[Start DATA FOR PROCESSING]
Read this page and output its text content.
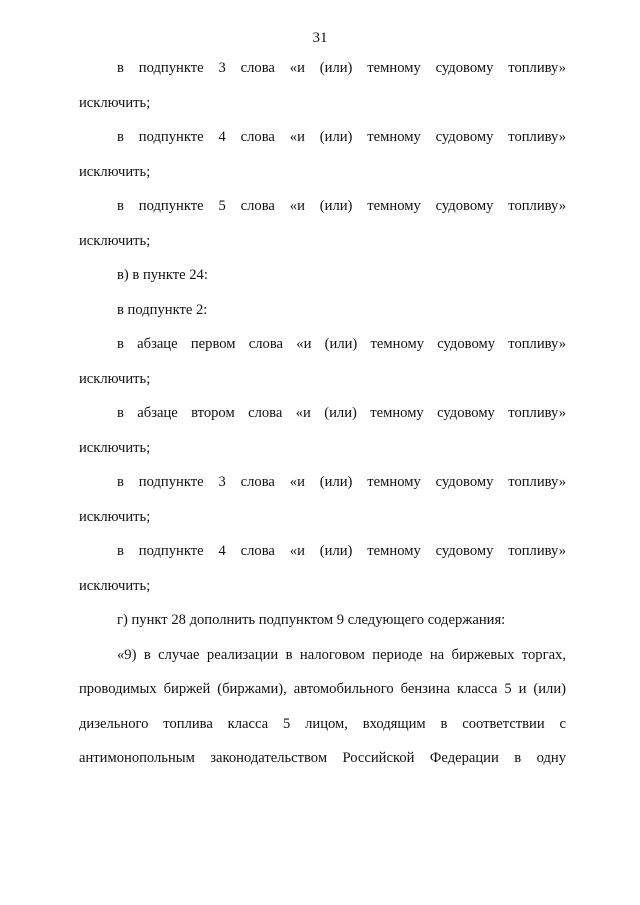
31
в подпункте 3 слова «и (или) темному судовому топливу»
исключить;
в подпункте 4 слова «и (или) темному судовому топливу»
исключить;
в подпункте 5 слова «и (или) темному судовому топливу»
исключить;
в) в пункте 24:
в подпункте 2:
в абзаце первом слова «и (или) темному судовому топливу»
исключить;
в абзаце втором слова «и (или) темному судовому топливу»
исключить;
в подпункте 3 слова «и (или) темному судовому топливу»
исключить;
в подпункте 4 слова «и (или) темному судовому топливу»
исключить;
г) пункт 28 дополнить подпунктом 9 следующего содержания:
«9) в случае реализации в налоговом периоде на биржевых торгах,
проводимых биржей (биржами), автомобильного бензина класса 5 и (или)
дизельного топлива класса 5 лицом, входящим в соответствии с
антимонопольным законодательством Российской Федерации в одну
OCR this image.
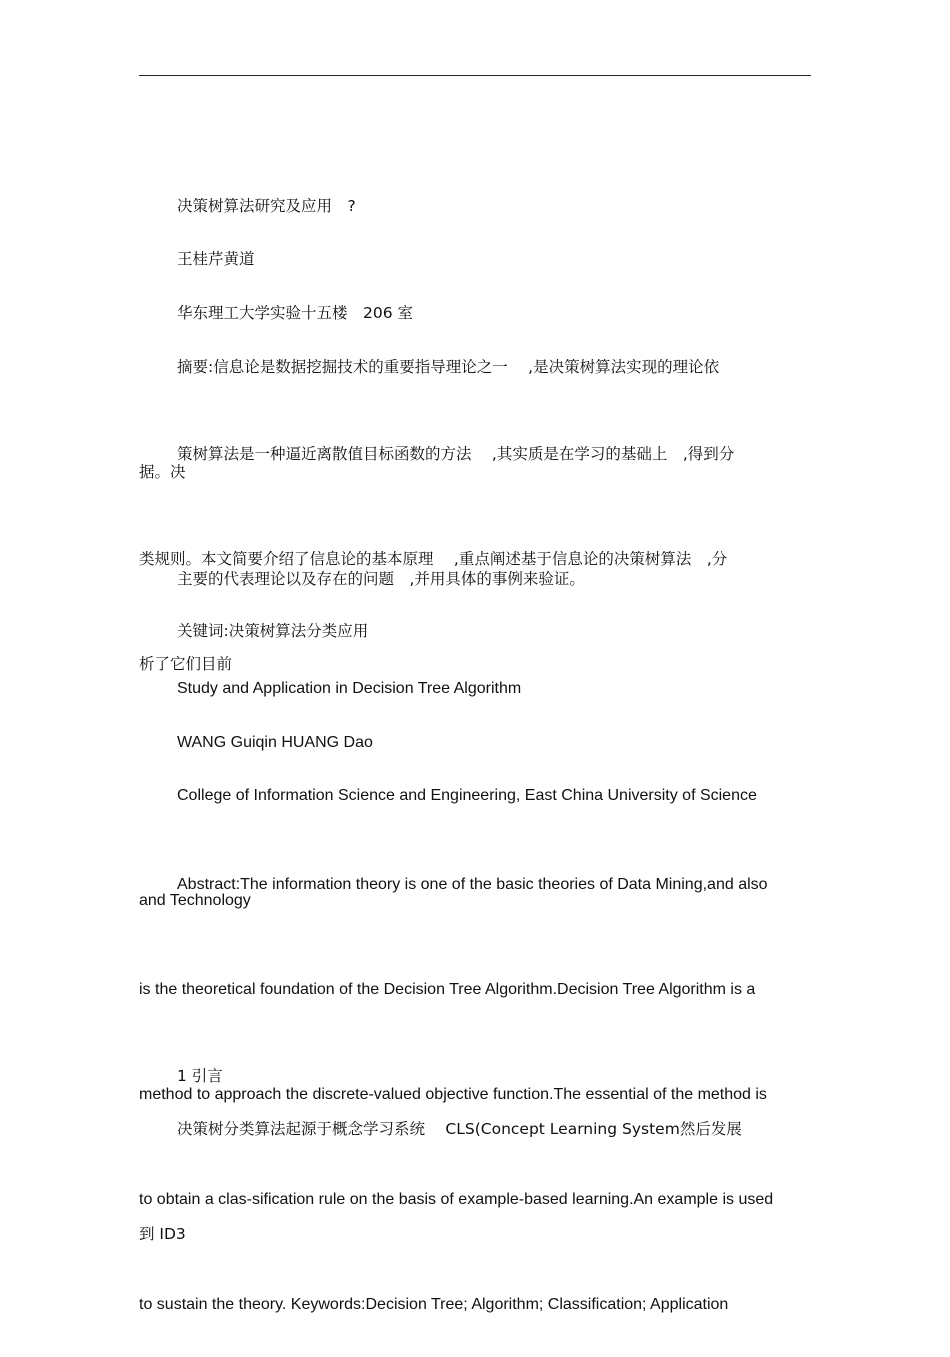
决策树算法研究及应用　?

王桂芹黄道

华东理工大学实验十五楼　206 室

摘要:信息论是数据挖掘技术的重要指导理论之一　 ,是决策树算法实现的理论依

据。决

策树算法是一种逼近离散值目标函数的方法　 ,其实质是在学习的基础上　,得到分

类规则。本文简要介绍了信息论的基本原理　 ,重点阐述基于信息论的决策树算法　,分

析了它们目前

主要的代表理论以及存在的问题　,并用具体的事例来验证。

关键词:决策树算法分类应用

Study and Application in Decision Tree Algorithm

WANG Guiqin HUANG Dao

College of Information Science and Engineering, East China University of Science

and Technology

Abstract:The information theory is one of the basic theories of Data Mining,and also

is the theoretical foundation of the Decision Tree Algorithm.Decision Tree Algorithm is a

method to approach the discrete-valued objective function.The essential of the method is

to obtain a clas-sification rule on the basis of example-based learning.An example is used

to sustain the theory. Keywords:Decision Tree; Algorithm; Classification; Application

1 引言

决策树分类算法起源于概念学习系统　 CLS(Concept Learning System然后发展

到 ID3
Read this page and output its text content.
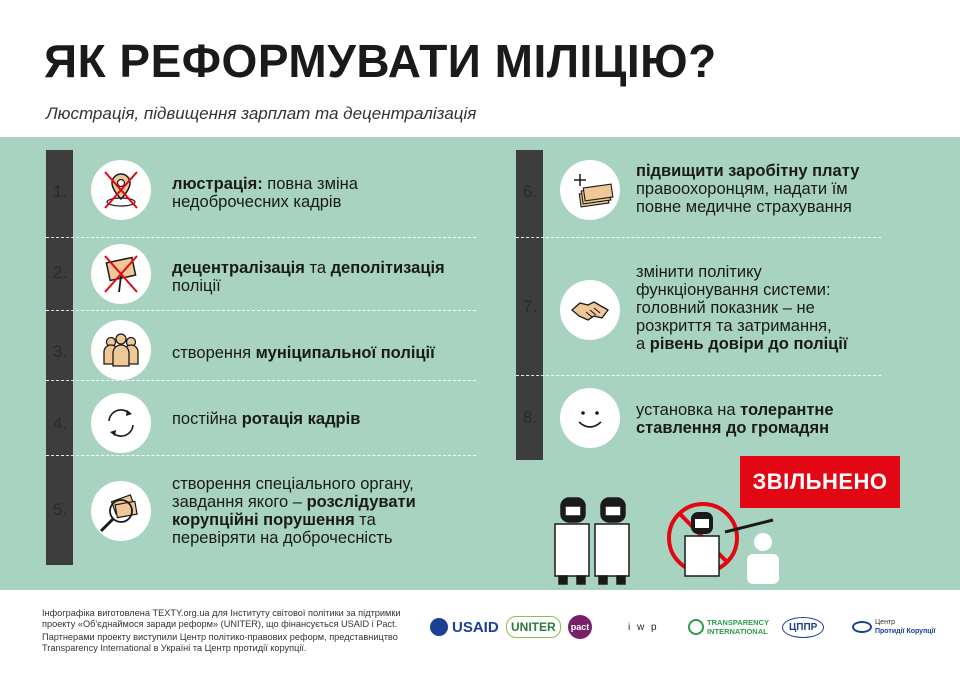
ЯК РЕФОРМУВАТИ МІЛІЦІЮ?
Люстрація, підвищення зарплат та децентралізація
1.	люстрація: повна зміна
недоброчесних кадрів
2.	децентралізація та деполітизація
поліції
3.	створення муніципальної поліції
4.	постійна ротація кадрів
5.
створення спеціального органу,
завдання якого – розслідувати
корупційні порушення та
перевіряти на доброчесність
6.
підвищити заробітну плату
правоохоронцям, надати їм
повне медичне страхування
7.
змінити політику
функціонування системи:
головний показник – не
розкриття та затримання,
а рівень довіри до поліції
8.	установка на толерантне
ставлення до громадян
ЗВІЛЬНЕНО
Інфографіка виготовлена TEXTY.org.ua для Інституту світової політики за підтримки проекту «Об'єднаймося заради реформ» (UNITER), що фінансується USAID і Pact.
Партнерами проекту виступили Центр політико-правових реформ, представництво Transparency International в Україні та Центр протидії корупції.
USAID	UNITER	pact	i w p	TRANSPARENCY INTERNATIONAL	ЦППР	Центр
Протидії Корупції
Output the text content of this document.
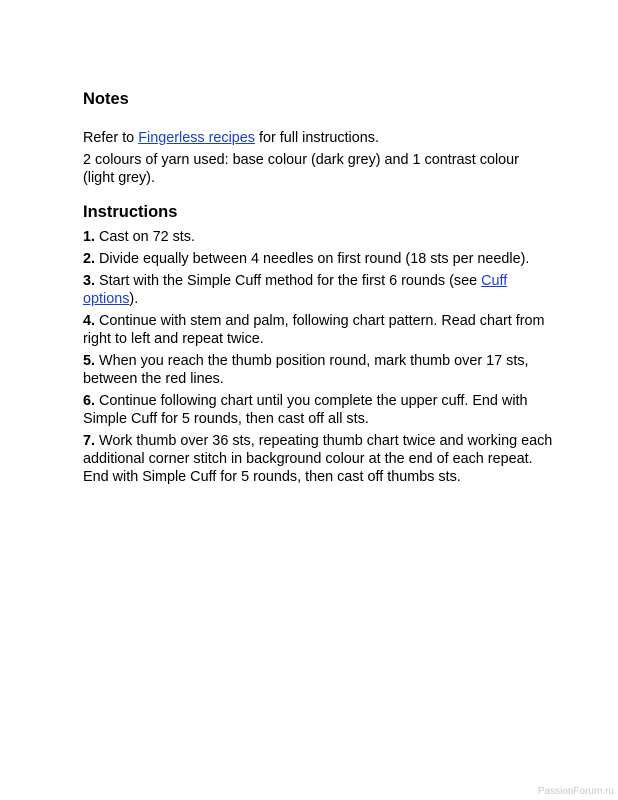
Notes

Refer to Fingerless recipes for full instructions.

2 colours of yarn used: base colour (dark grey) and 1 contrast colour (light grey).

Instructions

1. Cast on 72 sts.

2. Divide equally between 4 needles on first round (18 sts per needle).

3. Start with the Simple Cuff method for the first 6 rounds (see Cuff options).

4. Continue with stem and palm, following chart pattern. Read chart from right to left and repeat twice.

5. When you reach the thumb position round, mark thumb over 17 sts, between the red lines.

6. Continue following chart until you complete the upper cuff. End with Simple Cuff for 5 rounds, then cast off all sts.

7. Work thumb over 36 sts, repeating thumb chart twice and working each additional corner stitch in background colour at the end of each repeat. End with Simple Cuff for 5 rounds, then cast off thumbs sts.

PassionForum.ru
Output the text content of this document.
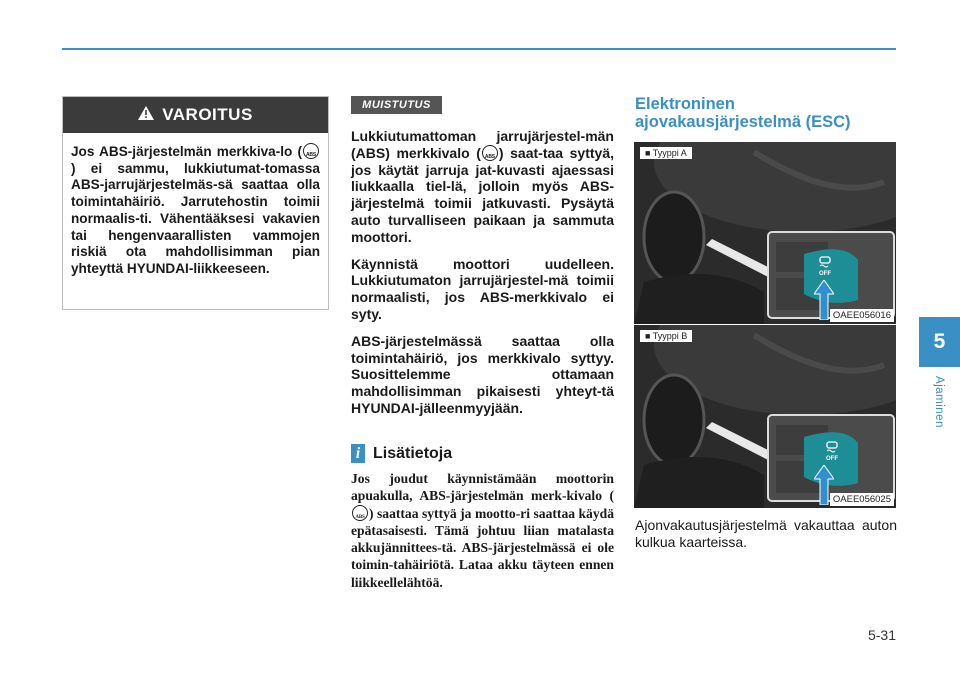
VAROITUS
Jos ABS-järjestelmän merkkiva-lo (ABS) ei sammu, lukkiutumat-tomassa ABS-jarrujärjestelmäs-sä saattaa olla toimintahäiriö. Jarrutehostin toimii normaalis-ti. Vähentääksesi vakavien tai hengenvaarallisten vammojen riskiä ota mahdollisimman pian yhteyttä HYUNDAI-liikkeeseen.
MUISTUTUS

Lukkiutumattoman jarrujärjestel-män (ABS) merkkivalo (ABS ) saat-taa syttyä, jos käytät jarruja jat-kuvasti ajaessasi liukkaalla tiel-lä, jolloin myös ABS-järjestelmä toimii jatkuvasti. Pysäytä auto turvalliseen paikaan ja sammuta moottori.

Käynnistä moottori uudelleen. Lukkiutumaton jarrujärjestel-mä toimii normaalisti, jos ABS-merkkivalo ei syty.

ABS-järjestelmässä saattaa olla toimintahäiriö, jos merkkivalo syttyy. Suosittelemme ottamaan mahdollisimman pikaisesti yhteyt-tä HYUNDAI-jälleenmyyjään.

i Lisätietoja
Jos joudut käynnistämään moottorin apuakulla, ABS-järjestelmän merk-kivalo (ABS) saattaa syttyä ja mootto-ri saattaa käydä epätasaisesti. Tämä johtuu liian matalasta akkujännittees-tä. ABS-järjestelmässä ei ole toimin-tahäiriötä. Lataa akku täyteen ennen liikkeellelähtöä.
Elektroninen
ajovakausjärjestelmä (ESC)
OFF
■ Tyyppi A
OAEE056016
OFF
■ Tyyppi B
OAEE056025
Ajonvakautusjärjestelmä vakauttaa auton kulkua kaarteissa.
5
Ajaminen
5-31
[End DATA FOR PROCESSING]
**SHORT EXERCISE**
Make an exact copy of the whole listing, but don't bring over any pictures.

**OUTPUT OF THE TASK**
Read this page and output its text content.
31
в подпункте 3 слова «и (или) темному судовому топливу»
исключить;
в подпункте 4 слова «и (или) темному судовому топливу»
исключить;
в подпункте 5 слова «и (или) темному судовому топливу»
исключить;
в) в пункте 24:
в подпункте 2:
в абзаце первом слова «и (или) темному судовому топливу»
исключить;
в абзаце втором слова «и (или) темному судовому топливу»
исключить;
в подпункте 3 слова «и (или) темному судовому топливу»
исключить;
в подпункте 4 слова «и (или) темному судовому топливу»
исключить;
г) пункт 28 дополнить подпунктом 9 следующего содержания:
«9) в случае реализации в налоговом периоде на биржевых торгах,
проводимых биржей (биржами), автомобильного бензина класса 5 и (или)
дизельного топлива класса 5 лицом, входящим в соответствии с
антимонопольным законодательством Российской Федерации в одну
OCR this image.
决策树算法研究及应用　?

王桂芹黄道

华东理工大学实验十五楼　206 室

摘要:信息论是数据挖掘技术的重要指导理论之一　 ,是决策树算法实现的理论依

据。决

策树算法是一种逼近离散值目标函数的方法　 ,其实质是在学习的基础上　,得到分

类规则。本文简要介绍了信息论的基本原理　 ,重点阐述基于信息论的决策树算法　,分

析了它们目前

主要的代表理论以及存在的问题　,并用具体的事例来验证。

关键词:决策树算法分类应用

Study and Application in Decision Tree Algorithm

WANG Guiqin HUANG Dao

College of Information Science and Engineering, East China University of Science

and Technology

Abstract:The information theory is one of the basic theories of Data Mining,and also

is the theoretical foundation of the Decision Tree Algorithm.Decision Tree Algorithm is a

method to approach the discrete-valued objective function.The essential of the method is

to obtain a clas-sification rule on the basis of example-based learning.An example is used

to sustain the theory. Keywords:Decision Tree; Algorithm; Classification; Application

1 引言

决策树分类算法起源于概念学习系统　 CLS(Concept Learning System然后发展

到 ID3
Read this page and output its text content.
ЯК РЕФОРМУВАТИ МІЛІЦІЮ?
Люстрація, підвищення зарплат та децентралізація
1.	люстрація: повна зміна
недоброчесних кадрів
2.	децентралізація та деполітизація
поліції
3.	створення муніципальної поліції
4.	постійна ротація кадрів
5.
створення спеціального органу,
завдання якого – розслідувати
корупційні порушення та
перевіряти на доброчесність
6.
підвищити заробітну плату
правоохоронцям, надати їм
повне медичне страхування
7.
змінити політику
функціонування системи:
головний показник – не
розкриття та затримання,
а рівень довіри до поліції
8.	установка на толерантне
ставлення до громадян
ЗВІЛЬНЕНО
Інфографіка виготовлена TEXTY.org.ua для Інституту світової політики за підтримки проекту «Об'єднаймося заради реформ» (UNITER), що фінансується USAID і Pact.
Партнерами проекту виступили Центр політико-правових реформ, представництво Transparency International в Україні та Центр протидії корупції.
USAID	UNITER	pact	i w p	TRANSPARENCY INTERNATIONAL	ЦППР	Центр
Протидії Корупції
Output the text content of this document.
Notes

Refer to Fingerless recipes for full instructions.

2 colours of yarn used: base colour (dark grey) and 1 contrast colour (light grey).

Instructions

1. Cast on 72 sts.

2. Divide equally between 4 needles on first round (18 sts per needle).

3. Start with the Simple Cuff method for the first 6 rounds (see Cuff options).

4. Continue with stem and palm, following chart pattern. Read chart from right to left and repeat twice.

5. When you reach the thumb position round, mark thumb over 17 sts, between the red lines.

6. Continue following chart until you complete the upper cuff. End with Simple Cuff for 5 rounds, then cast off all sts.

7. Work thumb over 36 sts, repeating thumb chart twice and working each additional corner stitch in background colour at the end of each repeat. End with Simple Cuff for 5 rounds, then cast off thumbs sts.

PassionForum.ru
Output the text content of this document.
VAROITUS
Jos ABS-järjestelmän merkkiva-lo (ABS) ei sammu, lukkiutumat-tomassa ABS-jarrujärjestelmäs-sä saattaa olla toimintahäiriö. Jarrutehostin toimii normaalis-ti. Vähentääksesi vakavien tai hengenvaarallisten vammojen riskiä ota mahdollisimman pian yhteyttä HYUNDAI-liikkeeseen.
MUISTUTUS

Lukkiutumattoman jarrujärjestel-män (ABS) merkkivalo (ABS ) saat-taa syttyä, jos käytät jarruja jat-kuvasti ajaessasi liukkaalla tiel-lä, jolloin myös ABS-järjestelmä toimii jatkuvasti. Pysäytä auto turvalliseen paikaan ja sammuta moottori.

Käynnistä moottori uudelleen. Lukkiutumaton jarrujärjestel-mä toimii normaalisti, jos ABS-merkkivalo ei syty.

ABS-järjestelmässä saattaa olla toimintahäiriö, jos merkkivalo syttyy. Suosittelemme ottamaan mahdollisimman pikaisesti yhteyt-tä HYUNDAI-jälleenmyyjään.

i Lisätietoja
Jos joudut käynnistämään moottorin apuakulla, ABS-järjestelmän merk-kivalo (ABS) saattaa syttyä ja mootto-ri saattaa käydä epätasaisesti. Tämä johtuu liian matalasta akkujännittees-tä. ABS-järjestelmässä ei ole toimin-tahäiriötä. Lataa akku täyteen ennen liikkeellelähtöä.
Elektroninen
ajovakausjärjestelmä (ESC)
OFF
■ Tyyppi A
OAEE056016
OFF
■ Tyyppi B
OAEE056025
Ajonvakautusjärjestelmä vakauttaa auton kulkua kaarteissa.
5
Ajaminen
5-31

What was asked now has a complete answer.